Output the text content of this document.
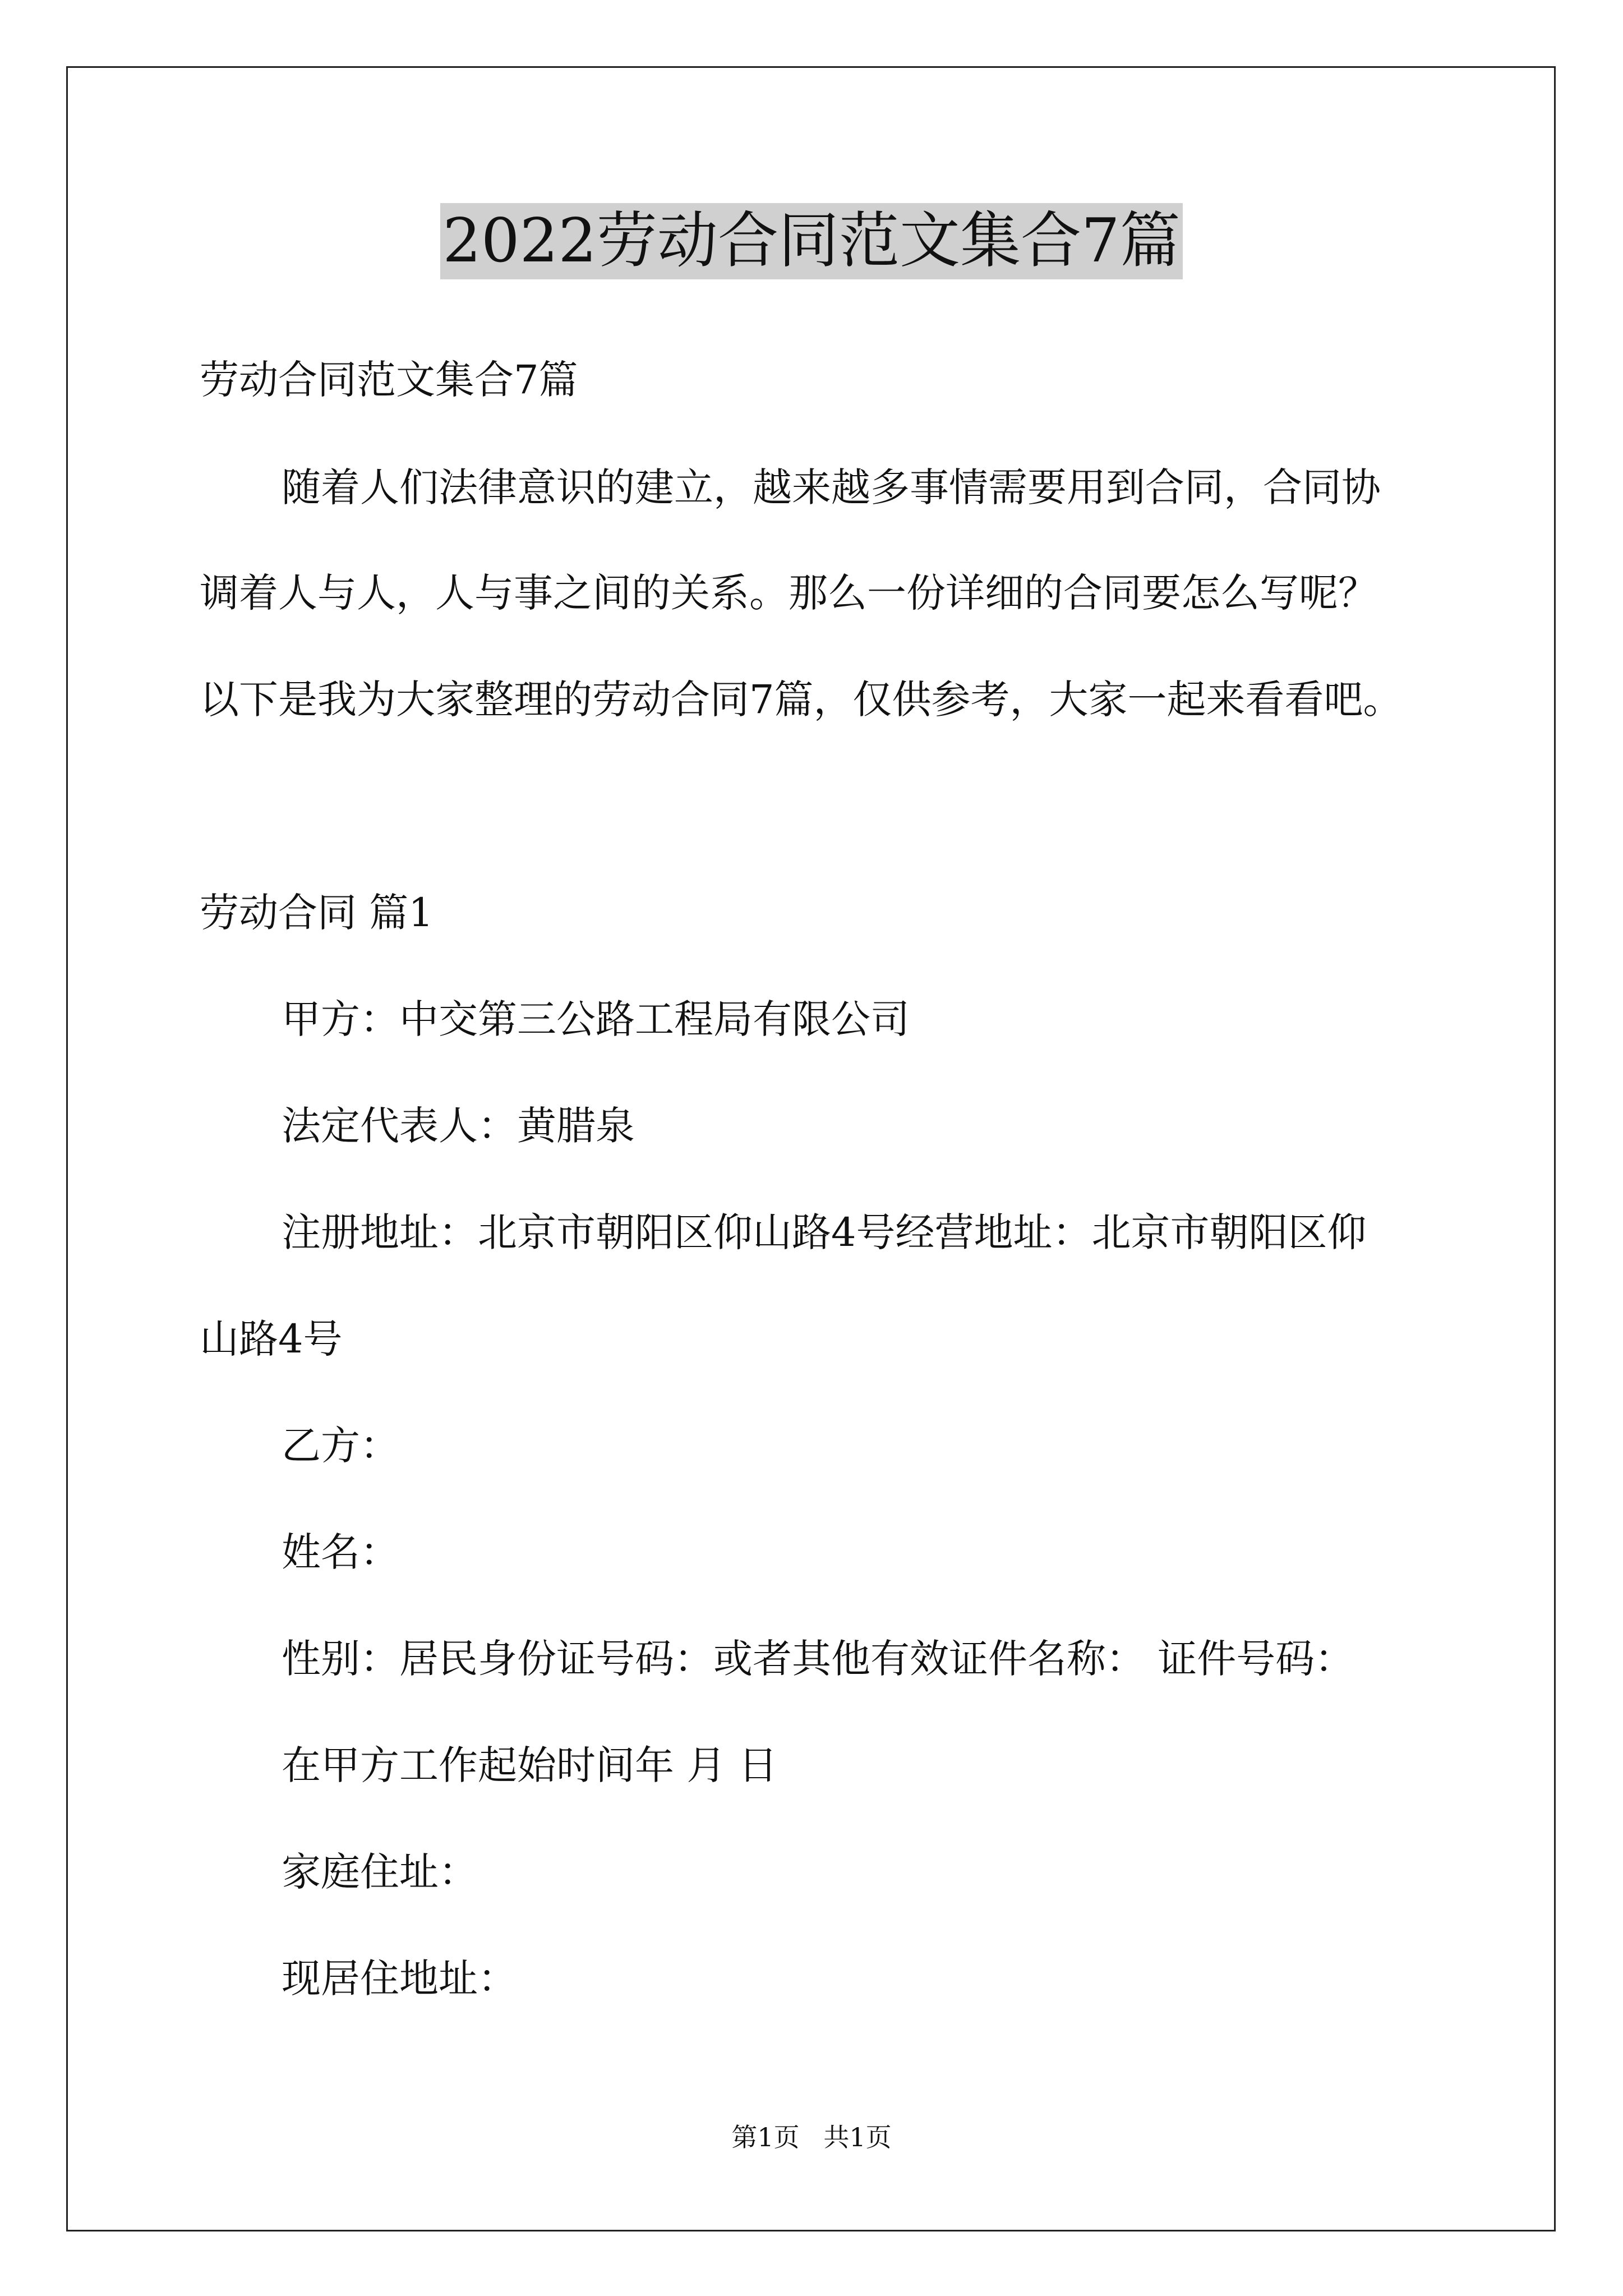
2022劳动合同范文集合7篇
劳动合同范文集合7篇
随着人们法律意识的建立，越来越多事情需要用到合同，合同协
调着人与人，人与事之间的关系。那么一份详细的合同要怎么写呢？
以下是我为大家整理的劳动合同7篇，仅供参考，大家一起来看看吧。
劳动合同 篇1
甲方：中交第三公路工程局有限公司
法定代表人：黄腊泉
注册地址：北京市朝阳区仰山路4号经营地址：北京市朝阳区仰
山路4号
乙方：
姓名：
性别：居民身份证号码：或者其他有效证件名称： 证件号码：
在甲方工作起始时间年 月 日
家庭住址：
现居住地址：
第1页 共1页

★ ★ ★ ★ ★

Print the entries above exactly, taking out only the pictures.

Output the text content of this document.
2022劳动合同范文集合7篇
劳动合同范文集合7篇
随着人们法律意识的建立，越来越多事情需要用到合同，合同协
调着人与人，人与事之间的关系。那么一份详细的合同要怎么写呢？
以下是我为大家整理的劳动合同7篇，仅供参考，大家一起来看看吧。
劳动合同 篇1
甲方：中交第三公路工程局有限公司
法定代表人：黄腊泉
注册地址：北京市朝阳区仰山路4号经营地址：北京市朝阳区仰
山路4号
乙方：
姓名：
性别：居民身份证号码：或者其他有效证件名称： 证件号码：
在甲方工作起始时间年 月 日
家庭住址：
现居住地址：
第1页 共1页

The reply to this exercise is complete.